_DATA SUPPLIED_.
* * *
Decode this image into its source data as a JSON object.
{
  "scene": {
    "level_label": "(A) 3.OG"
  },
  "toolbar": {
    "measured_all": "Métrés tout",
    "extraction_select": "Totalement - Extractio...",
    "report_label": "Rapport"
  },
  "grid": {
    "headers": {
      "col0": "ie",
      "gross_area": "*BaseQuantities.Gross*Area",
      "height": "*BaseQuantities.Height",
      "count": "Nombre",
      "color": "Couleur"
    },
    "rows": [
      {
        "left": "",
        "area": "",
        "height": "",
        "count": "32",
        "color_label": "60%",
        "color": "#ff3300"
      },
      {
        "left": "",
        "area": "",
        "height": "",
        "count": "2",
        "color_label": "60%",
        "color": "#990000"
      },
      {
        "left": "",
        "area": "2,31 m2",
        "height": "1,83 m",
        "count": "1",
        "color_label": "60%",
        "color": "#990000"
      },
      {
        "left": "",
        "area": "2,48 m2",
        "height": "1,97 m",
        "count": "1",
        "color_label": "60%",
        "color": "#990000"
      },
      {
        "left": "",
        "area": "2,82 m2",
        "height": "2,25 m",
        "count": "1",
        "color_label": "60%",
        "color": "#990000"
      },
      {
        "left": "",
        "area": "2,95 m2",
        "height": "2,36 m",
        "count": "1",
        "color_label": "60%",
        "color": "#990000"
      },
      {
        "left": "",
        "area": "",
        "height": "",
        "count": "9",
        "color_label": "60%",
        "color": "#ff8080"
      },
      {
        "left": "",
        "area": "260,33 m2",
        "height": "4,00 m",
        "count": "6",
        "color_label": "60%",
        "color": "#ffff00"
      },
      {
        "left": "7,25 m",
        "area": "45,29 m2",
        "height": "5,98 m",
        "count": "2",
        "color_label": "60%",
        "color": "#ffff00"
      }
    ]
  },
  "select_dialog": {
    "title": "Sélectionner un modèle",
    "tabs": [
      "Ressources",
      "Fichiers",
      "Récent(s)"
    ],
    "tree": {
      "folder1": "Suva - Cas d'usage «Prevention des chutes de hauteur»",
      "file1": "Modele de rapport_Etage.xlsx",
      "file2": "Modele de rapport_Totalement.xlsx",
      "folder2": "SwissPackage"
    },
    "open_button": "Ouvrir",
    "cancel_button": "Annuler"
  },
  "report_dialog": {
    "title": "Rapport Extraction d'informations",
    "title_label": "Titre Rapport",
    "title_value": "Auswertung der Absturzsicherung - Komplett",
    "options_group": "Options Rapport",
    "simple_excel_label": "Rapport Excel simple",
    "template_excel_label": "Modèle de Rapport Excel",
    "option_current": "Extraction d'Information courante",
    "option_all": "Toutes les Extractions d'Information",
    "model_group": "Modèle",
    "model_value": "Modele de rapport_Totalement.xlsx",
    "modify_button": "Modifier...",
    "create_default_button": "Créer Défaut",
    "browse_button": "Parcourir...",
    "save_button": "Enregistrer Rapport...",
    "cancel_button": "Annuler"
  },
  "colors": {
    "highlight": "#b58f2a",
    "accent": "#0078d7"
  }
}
* * *
_GIVEN EXERCISE_.
Retype all the material above precisely, with no line left out.

_FINAL RESULT_.
Decode this image into its source data as a JSON object.
{
  "scene": {
    "level_label": "(A) 3.OG"
  },
  "toolbar": {
    "measured_all": "Métrés tout",
    "extraction_select": "Totalement - Extractio...",
    "report_label": "Rapport"
  },
  "grid": {
    "headers": {
      "col0": "ie",
      "gross_area": "*BaseQuantities.Gross*Area",
      "height": "*BaseQuantities.Height",
      "count": "Nombre",
      "color": "Couleur"
    },
    "rows": [
      {
        "left": "",
        "area": "",
        "height": "",
        "count": "32",
        "color_label": "60%",
        "color": "#ff3300"
      },
      {
        "left": "",
        "area": "",
        "height": "",
        "count": "2",
        "color_label": "60%",
        "color": "#990000"
      },
      {
        "left": "",
        "area": "2,31 m2",
        "height": "1,83 m",
        "count": "1",
        "color_label": "60%",
        "color": "#990000"
      },
      {
        "left": "",
        "area": "2,48 m2",
        "height": "1,97 m",
        "count": "1",
        "color_label": "60%",
        "color": "#990000"
      },
      {
        "left": "",
        "area": "2,82 m2",
        "height": "2,25 m",
        "count": "1",
        "color_label": "60%",
        "color": "#990000"
      },
      {
        "left": "",
        "area": "2,95 m2",
        "height": "2,36 m",
        "count": "1",
        "color_label": "60%",
        "color": "#990000"
      },
      {
        "left": "",
        "area": "",
        "height": "",
        "count": "9",
        "color_label": "60%",
        "color": "#ff8080"
      },
      {
        "left": "",
        "area": "260,33 m2",
        "height": "4,00 m",
        "count": "6",
        "color_label": "60%",
        "color": "#ffff00"
      },
      {
        "left": "7,25 m",
        "area": "45,29 m2",
        "height": "5,98 m",
        "count": "2",
        "color_label": "60%",
        "color": "#ffff00"
      }
    ]
  },
  "select_dialog": {
    "title": "Sélectionner un modèle",
    "tabs": [
      "Ressources",
      "Fichiers",
      "Récent(s)"
    ],
    "tree": {
      "folder1": "Suva - Cas d'usage «Prevention des chutes de hauteur»",
      "file1": "Modele de rapport_Etage.xlsx",
      "file2": "Modele de rapport_Totalement.xlsx",
      "folder2": "SwissPackage"
    },
    "open_button": "Ouvrir",
    "cancel_button": "Annuler"
  },
  "report_dialog": {
    "title": "Rapport Extraction d'informations",
    "title_label": "Titre Rapport",
    "title_value": "Auswertung der Absturzsicherung - Komplett",
    "options_group": "Options Rapport",
    "simple_excel_label": "Rapport Excel simple",
    "template_excel_label": "Modèle de Rapport Excel",
    "option_current": "Extraction d'Information courante",
    "option_all": "Toutes les Extractions d'Information",
    "model_group": "Modèle",
    "model_value": "Modele de rapport_Totalement.xlsx",
    "modify_button": "Modifier...",
    "create_default_button": "Créer Défaut",
    "browse_button": "Parcourir...",
    "save_button": "Enregistrer Rapport...",
    "cancel_button": "Annuler"
  },
  "colors": {
    "highlight": "#b58f2a",
    "accent": "#0078d7"
  }
}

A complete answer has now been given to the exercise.